Quote the whole listing word for word, please.

━━━━━ Extracted information

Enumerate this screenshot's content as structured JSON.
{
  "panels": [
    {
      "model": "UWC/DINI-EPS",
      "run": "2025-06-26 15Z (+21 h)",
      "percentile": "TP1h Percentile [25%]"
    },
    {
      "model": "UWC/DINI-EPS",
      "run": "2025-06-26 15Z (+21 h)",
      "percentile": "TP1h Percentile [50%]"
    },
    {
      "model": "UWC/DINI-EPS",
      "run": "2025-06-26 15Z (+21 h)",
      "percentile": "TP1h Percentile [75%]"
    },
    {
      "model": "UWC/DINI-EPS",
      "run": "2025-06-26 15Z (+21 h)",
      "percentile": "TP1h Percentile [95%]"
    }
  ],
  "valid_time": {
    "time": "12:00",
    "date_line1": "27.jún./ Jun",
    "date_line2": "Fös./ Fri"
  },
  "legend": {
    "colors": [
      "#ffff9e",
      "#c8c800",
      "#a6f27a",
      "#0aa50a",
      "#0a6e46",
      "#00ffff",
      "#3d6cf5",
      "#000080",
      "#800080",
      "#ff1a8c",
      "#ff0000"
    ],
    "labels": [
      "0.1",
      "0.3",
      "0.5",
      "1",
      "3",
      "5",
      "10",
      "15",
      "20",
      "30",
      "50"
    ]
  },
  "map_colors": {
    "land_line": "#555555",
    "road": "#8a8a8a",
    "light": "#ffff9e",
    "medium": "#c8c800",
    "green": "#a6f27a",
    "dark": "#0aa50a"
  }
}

━━━━━━━━━━

Problem solution:
Enumerate this screenshot's content as structured JSON.
{
  "panels": [
    {
      "model": "UWC/DINI-EPS",
      "run": "2025-06-26 15Z (+21 h)",
      "percentile": "TP1h Percentile [25%]"
    },
    {
      "model": "UWC/DINI-EPS",
      "run": "2025-06-26 15Z (+21 h)",
      "percentile": "TP1h Percentile [50%]"
    },
    {
      "model": "UWC/DINI-EPS",
      "run": "2025-06-26 15Z (+21 h)",
      "percentile": "TP1h Percentile [75%]"
    },
    {
      "model": "UWC/DINI-EPS",
      "run": "2025-06-26 15Z (+21 h)",
      "percentile": "TP1h Percentile [95%]"
    }
  ],
  "valid_time": {
    "time": "12:00",
    "date_line1": "27.jún./ Jun",
    "date_line2": "Fös./ Fri"
  },
  "legend": {
    "colors": [
      "#ffff9e",
      "#c8c800",
      "#a6f27a",
      "#0aa50a",
      "#0a6e46",
      "#00ffff",
      "#3d6cf5",
      "#000080",
      "#800080",
      "#ff1a8c",
      "#ff0000"
    ],
    "labels": [
      "0.1",
      "0.3",
      "0.5",
      "1",
      "3",
      "5",
      "10",
      "15",
      "20",
      "30",
      "50"
    ]
  },
  "map_colors": {
    "land_line": "#555555",
    "road": "#8a8a8a",
    "light": "#ffff9e",
    "medium": "#c8c800",
    "green": "#a6f27a",
    "dark": "#0aa50a"
  }
}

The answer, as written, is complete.